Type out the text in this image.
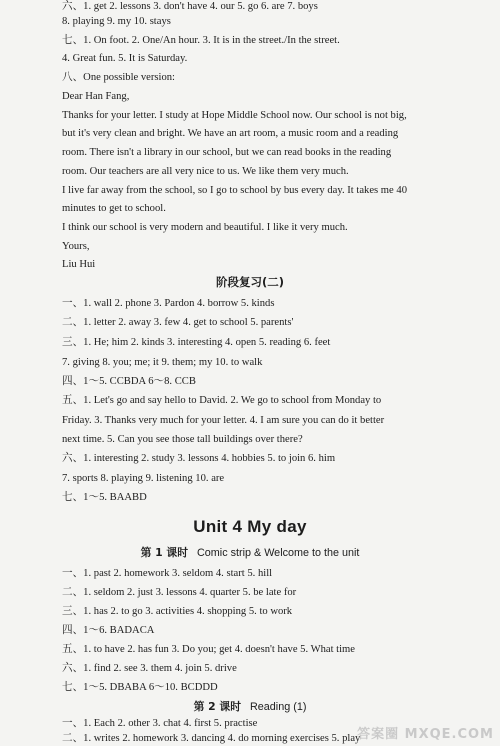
六、1. get 2. lessons 3. don't have 4. our 5. go 6. are 7. boys
8. playing 9. my 10. stays
七、1. On foot. 2. One/An hour. 3. It is in the street./In the street.
4. Great fun. 5. It is Saturday.
八、One possible version:
Dear Han Fang,
Thanks for your letter. I study at Hope Middle School now. Our school is not big,
but it's very clean and bright. We have an art room, a music room and a reading
room. There isn't a library in our school, but we can read books in the reading
room. Our teachers are all very nice to us. We like them very much.
I live far away from the school, so I go to school by bus every day. It takes me 40
minutes to get to school.
I think our school is very modern and beautiful. I like it very much.
Yours,
Liu Hui
阶段复习(二)
一、1. wall 2. phone 3. Pardon 4. borrow 5. kinds
二、1. letter 2. away 3. few 4. get to school 5. parents'
三、1. He; him 2. kinds 3. interesting 4. open 5. reading 6. feet
7. giving 8. you; me; it 9. them; my 10. to walk
四、1～5. CCBDA 6～8. CCB
五、1. Let's go and say hello to David. 2. We go to school from Monday to
Friday. 3. Thanks very much for your letter. 4. I am sure you can do it better
next time. 5. Can you see those tall buildings over there?
六、1. interesting 2. study 3. lessons 4. hobbies 5. to join 6. him
7. sports 8. playing 9. listening 10. are
七、1～5. BAABD
Unit 4 My day
第 1 课时 Comic strip & Welcome to the unit
一、1. past 2. homework 3. seldom 4. start 5. hill
二、1. seldom 2. just 3. lessons 4. quarter 5. be late for
三、1. has 2. to go 3. activities 4. shopping 5. to work
四、1～6. BADACA
五、1. to have 2. has fun 3. Do you; get 4. doesn't have 5. What time
六、1. find 2. see 3. them 4. join 5. drive
七、1～5. DBABA 6～10. BCDDD
第 2 课时 Reading (1)
一、1. Each 2. other 3. chat 4. first 5. practise
二、1. writes 2. homework 3. dancing 4. do morning exercises 5. play
答案圈 MXQE.COM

WORK REQUIRED → In the entries above, find each line with the word "from" and copy it.

RESPONSE TO THE TASK →
I live far away from the school, so I go to school by bus every day. It takes me 40
五、1. Let's go and say hello to David. 2. We go to school from Monday to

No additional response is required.